Records excerpted from a collection:
::::::::::
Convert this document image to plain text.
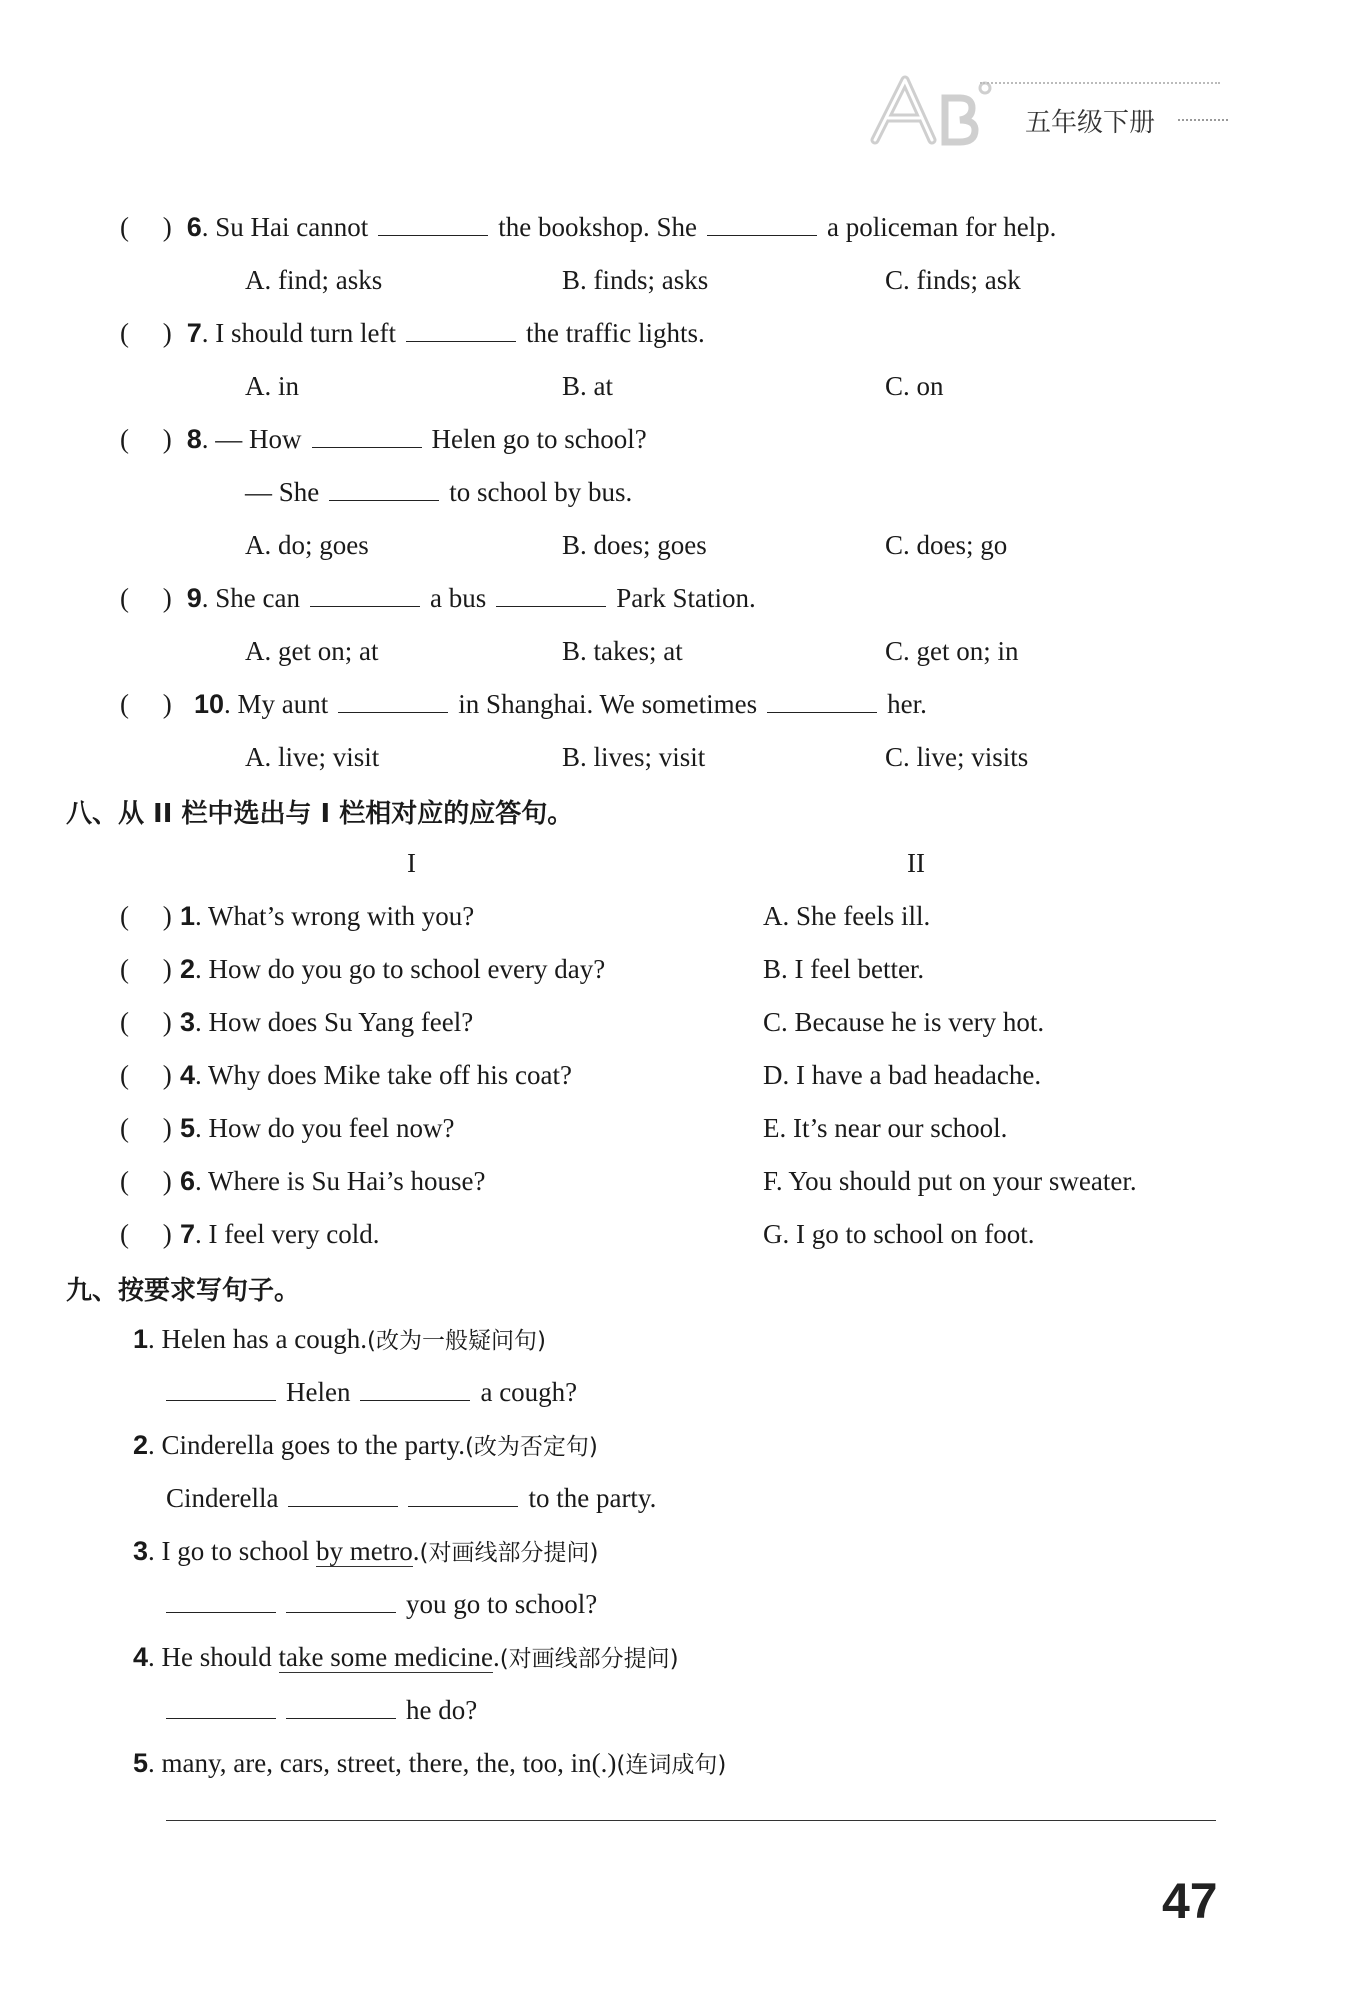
五年级下册
(     ) 6. Su Hai cannot	the bookshop. She	a policeman for help.
A. find; asks	B. finds; asks	C. finds; ask
(     ) 7. I should turn left	the traffic lights.
A. in	B. at	C. on
(     ) 8. — How	Helen go to school?
— She	to school by bus.
A. do; goes	B. does; goes	C. does; go
(     ) 9. She can	a bus	Park Station.
A. get on; at	B. takes; at	C. get on; in
(     ) 10. My aunt	in Shanghai. We sometimes	her.
A. live; visit	B. lives; visit	C. live; visits
八、从 II 栏中选出与 I 栏相对应的应答句。
I	II
(     ) 1. What’s wrong with you?	A. She feels ill.
(     ) 2. How do you go to school every day?	B. I feel better.
(     ) 3. How does Su Yang feel?	C. Because he is very hot.
(     ) 4. Why does Mike take off his coat?	D. I have a bad headache.
(     ) 5. How do you feel now?	E. It’s near our school.
(     ) 6. Where is Su Hai’s house?	F. You should put on your sweater.
(     ) 7. I feel very cold.	G. I go to school on foot.
九、按要求写句子。
1. Helen has a cough.(改为一般疑问句)
Helen	a cough?
2. Cinderella goes to the party.(改为否定句)
Cinderella	to the party.
3. I go to school by metro.(对画线部分提问)
you go to school?
4. He should take some medicine.(对画线部分提问)
he do?
5. many, are, cars, street, there, the, too, in(.)(连词成句)
47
::::::::::
What the exercise asks: Set the pictures aside and transcribe the data above exactly.

Response for this exercise:
Convert this document image to plain text.
五年级下册
(     ) 6. Su Hai cannot	the bookshop. She	a policeman for help.
A. find; asks	B. finds; asks	C. finds; ask
(     ) 7. I should turn left	the traffic lights.
A. in	B. at	C. on
(     ) 8. — How	Helen go to school?
— She	to school by bus.
A. do; goes	B. does; goes	C. does; go
(     ) 9. She can	a bus	Park Station.
A. get on; at	B. takes; at	C. get on; in
(     ) 10. My aunt	in Shanghai. We sometimes	her.
A. live; visit	B. lives; visit	C. live; visits
八、从 II 栏中选出与 I 栏相对应的应答句。
I	II
(     ) 1. What’s wrong with you?	A. She feels ill.
(     ) 2. How do you go to school every day?	B. I feel better.
(     ) 3. How does Su Yang feel?	C. Because he is very hot.
(     ) 4. Why does Mike take off his coat?	D. I have a bad headache.
(     ) 5. How do you feel now?	E. It’s near our school.
(     ) 6. Where is Su Hai’s house?	F. You should put on your sweater.
(     ) 7. I feel very cold.	G. I go to school on foot.
九、按要求写句子。
1. Helen has a cough.(改为一般疑问句)
Helen	a cough?
2. Cinderella goes to the party.(改为否定句)
Cinderella	to the party.
3. I go to school by metro.(对画线部分提问)
you go to school?
4. He should take some medicine.(对画线部分提问)
he do?
5. many, are, cars, street, there, the, too, in(.)(连词成句)
47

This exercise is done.